• KUTIPAN TEKS:
Pascaputusan MK, Aktivis Desak Tambang di Pulau Kecil Segera Dihentikan
Putusan MK menjadi dasar untuk menghentikan kegiatan pertambangan di seluruh pulau-pulau kecil.
Oleh
PRADIPTA PANDU
·3 menit baca
JAKARTA, KOMPAS — Mahkamah Konstitusi menolak permohonan gugatan uji materi Undang-Undang Nomor 27 Tahun 2007 tentang Pengelolaan Wilayah Pesisir dan Pulau-pulau Kecil. Pemerintah agar segera menghentikan izin usaha pertambangan sekaligus melindungi wilayah pesisir dan pulau-pulau kecil di Indonesia.
Sidang putusan gugatan uji materi UU Wilayah Pesisir diselenggarakan Mahkamah Konstitusi (MK) pada Kamis (21/3/2024) di Gedung MK, Jakarta. Permohonan uji materi tersebut diajukan PT Gema Kreasi Perdana (GKP) yang memiliki izin usaha pertambahan (IUP) di Pulau Wawonii karena menganggap ada ketidakkonsistenan dalam Pasal 23 dan 35 UU tersebut.
Pasal 23 menyebutkan bahwa pertambangan bukan kegiatan yang diprioritaskan di pulau-pulau kecil. Sebaliknya, Pasal 35 menyatakan terdapat celah atau ruang untuk melakukan kegiatan pertambangan dengan catatan pertimbangan teknis, sosial, dan ekologis.
Menanggapai hal ini, Tim Advokasi Penyelamatan Pulau-pulau Kecil (Tapak) menilai, putusan MK tersebut harus dijadikan dasar pemerintah untuk menghentikan kegiatan pertambangan di seluruh pulau-pulau kecil di Indonesia. Saat ini tercatat ada 218 IUP dengan luas konsesi lebih dari 274.000 hektar di 34 pulau-pulau kecil di Indonesia.
Kuasa hukum dari Tapak, Fikerman Saragih, menyampaikan, putusan MK ini menunjukkan semangat perjuangan lingkungan khususnya di wilayah pesisir dan pulau-pulau kecil agar kelestarian ekologisnya tetap terjaga. Putusan ini pun sejalan dengan semangat MK yang tercatat dalam Putusan MK Nomor 3 Tahun 2010.
Suasana sidang pembacaan putusan oleh hakim Konstitusi di Gedung Mahkamah Konstitusi, Jakarta, Kamis (21/3/2024).
Dalam tersebut, MK memberikan empat hak konstitusional kepada masyarakat pesisir dan pulau kecil. Beberapa di antaranya hak mendapatkan perairan bersih dan sehat, hak untuk mengelola wilayah pesisir dan pulau-pulau kecil, dan hak untuk mendapatkan manfaat dari pengelolaan tersebut.
”Kita harus tetap mengawal implementasi dari keputusan MK hari ini sehingga wilayah pesisir dan pulau-pulau kecil bisa bebas dari tambang mineral yang ada di Indonesia,” ujar Fikerman dalam keterangan yang diterima pada Jumat (22/3/2024).
Pulau-pulau kecil bukan untuk kegiatan tambang.

• TUGAS YANG DIKERJAKAN: Di artikel tentang putusan MK soal tambang di pulau kecil, ubah paragraf yang diawali "Pasal 23 menyebutkan" menjadi daftar poin singkat tanpa menghilangkan fakta utamanya.

• DATA YANG DIBERIKAN:

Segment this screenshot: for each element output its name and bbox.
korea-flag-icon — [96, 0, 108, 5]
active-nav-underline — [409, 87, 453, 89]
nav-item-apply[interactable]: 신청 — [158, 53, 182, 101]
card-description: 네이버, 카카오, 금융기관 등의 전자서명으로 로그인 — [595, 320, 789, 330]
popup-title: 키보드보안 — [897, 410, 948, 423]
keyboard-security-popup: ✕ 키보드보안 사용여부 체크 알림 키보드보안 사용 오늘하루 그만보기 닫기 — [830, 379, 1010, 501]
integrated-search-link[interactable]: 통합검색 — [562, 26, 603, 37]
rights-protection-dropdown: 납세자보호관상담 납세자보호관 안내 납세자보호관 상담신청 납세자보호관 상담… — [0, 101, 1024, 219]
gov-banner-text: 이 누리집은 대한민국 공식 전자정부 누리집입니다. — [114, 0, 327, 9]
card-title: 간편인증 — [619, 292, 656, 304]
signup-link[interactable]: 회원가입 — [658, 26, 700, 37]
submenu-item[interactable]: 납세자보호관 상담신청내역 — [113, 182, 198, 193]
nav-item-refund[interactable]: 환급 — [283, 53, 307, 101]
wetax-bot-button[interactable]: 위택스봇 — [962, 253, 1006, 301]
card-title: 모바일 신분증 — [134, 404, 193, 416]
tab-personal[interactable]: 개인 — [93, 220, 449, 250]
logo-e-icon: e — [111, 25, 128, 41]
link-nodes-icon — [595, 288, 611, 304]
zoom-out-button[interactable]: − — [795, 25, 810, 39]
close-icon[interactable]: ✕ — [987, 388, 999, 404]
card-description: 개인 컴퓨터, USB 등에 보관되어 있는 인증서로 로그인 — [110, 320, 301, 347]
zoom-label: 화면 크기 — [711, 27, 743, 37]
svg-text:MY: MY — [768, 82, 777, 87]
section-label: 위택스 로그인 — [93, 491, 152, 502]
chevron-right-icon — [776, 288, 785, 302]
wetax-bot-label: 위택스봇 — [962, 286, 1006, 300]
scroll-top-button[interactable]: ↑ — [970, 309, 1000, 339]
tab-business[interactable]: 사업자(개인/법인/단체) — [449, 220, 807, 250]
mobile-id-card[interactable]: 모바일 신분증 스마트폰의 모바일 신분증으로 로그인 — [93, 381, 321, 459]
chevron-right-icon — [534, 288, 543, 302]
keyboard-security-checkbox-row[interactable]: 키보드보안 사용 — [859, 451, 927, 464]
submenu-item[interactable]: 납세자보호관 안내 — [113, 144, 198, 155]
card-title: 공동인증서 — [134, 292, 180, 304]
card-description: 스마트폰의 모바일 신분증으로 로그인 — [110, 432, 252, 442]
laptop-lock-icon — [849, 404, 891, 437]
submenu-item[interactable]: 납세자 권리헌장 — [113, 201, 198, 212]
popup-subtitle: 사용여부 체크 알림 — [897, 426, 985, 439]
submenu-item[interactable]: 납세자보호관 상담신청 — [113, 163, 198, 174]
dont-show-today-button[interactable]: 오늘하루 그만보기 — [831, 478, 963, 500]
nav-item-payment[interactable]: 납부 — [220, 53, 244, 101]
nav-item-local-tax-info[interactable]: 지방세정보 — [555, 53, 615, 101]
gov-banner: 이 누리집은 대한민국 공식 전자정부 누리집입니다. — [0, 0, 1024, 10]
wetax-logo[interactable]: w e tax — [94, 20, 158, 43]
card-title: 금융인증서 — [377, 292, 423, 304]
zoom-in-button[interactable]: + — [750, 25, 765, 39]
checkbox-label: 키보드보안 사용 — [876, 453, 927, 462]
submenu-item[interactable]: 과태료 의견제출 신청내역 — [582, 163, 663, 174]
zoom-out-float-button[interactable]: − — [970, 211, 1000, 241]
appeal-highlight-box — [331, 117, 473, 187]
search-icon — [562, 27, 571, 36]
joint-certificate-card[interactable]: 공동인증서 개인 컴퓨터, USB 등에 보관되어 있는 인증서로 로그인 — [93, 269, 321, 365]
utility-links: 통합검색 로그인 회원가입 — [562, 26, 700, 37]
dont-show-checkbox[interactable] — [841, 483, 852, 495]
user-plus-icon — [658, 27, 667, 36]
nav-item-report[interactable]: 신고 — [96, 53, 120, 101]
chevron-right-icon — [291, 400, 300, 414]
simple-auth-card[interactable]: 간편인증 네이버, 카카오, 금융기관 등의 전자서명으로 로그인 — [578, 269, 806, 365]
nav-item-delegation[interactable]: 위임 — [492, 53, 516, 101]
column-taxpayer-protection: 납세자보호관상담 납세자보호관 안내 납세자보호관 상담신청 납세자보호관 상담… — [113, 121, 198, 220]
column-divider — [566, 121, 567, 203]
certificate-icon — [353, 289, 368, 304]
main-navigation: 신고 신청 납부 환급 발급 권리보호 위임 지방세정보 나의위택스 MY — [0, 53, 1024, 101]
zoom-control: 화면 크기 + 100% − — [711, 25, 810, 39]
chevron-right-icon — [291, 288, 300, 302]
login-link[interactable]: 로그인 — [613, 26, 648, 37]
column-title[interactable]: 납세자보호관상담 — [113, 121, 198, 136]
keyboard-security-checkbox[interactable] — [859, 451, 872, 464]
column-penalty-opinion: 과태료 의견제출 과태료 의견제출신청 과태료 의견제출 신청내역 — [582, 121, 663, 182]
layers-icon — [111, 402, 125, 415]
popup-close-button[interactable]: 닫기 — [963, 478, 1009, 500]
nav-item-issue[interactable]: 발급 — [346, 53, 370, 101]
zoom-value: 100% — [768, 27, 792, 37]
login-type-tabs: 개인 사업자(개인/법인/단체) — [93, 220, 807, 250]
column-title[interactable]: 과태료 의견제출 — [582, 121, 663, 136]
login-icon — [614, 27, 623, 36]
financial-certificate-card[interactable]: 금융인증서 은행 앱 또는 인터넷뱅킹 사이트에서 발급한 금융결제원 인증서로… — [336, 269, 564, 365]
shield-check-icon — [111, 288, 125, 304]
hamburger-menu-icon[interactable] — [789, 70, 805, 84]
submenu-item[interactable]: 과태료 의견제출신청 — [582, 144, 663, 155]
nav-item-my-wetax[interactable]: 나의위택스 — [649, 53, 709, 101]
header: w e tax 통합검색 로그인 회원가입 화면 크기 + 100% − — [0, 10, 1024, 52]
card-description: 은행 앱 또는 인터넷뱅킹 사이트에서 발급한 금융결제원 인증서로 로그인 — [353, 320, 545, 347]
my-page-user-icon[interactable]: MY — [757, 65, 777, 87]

• JAWABAN SOAL:
- Pasal 23: pertambangan bukan kegiatan yang diprioritaskan di pulau-pulau kecil.
- Pasal 35: ada celah atau ruang untuk kegiatan pertambangan, dengan catatan pertimbangan teknis, sosial, dan ekologis.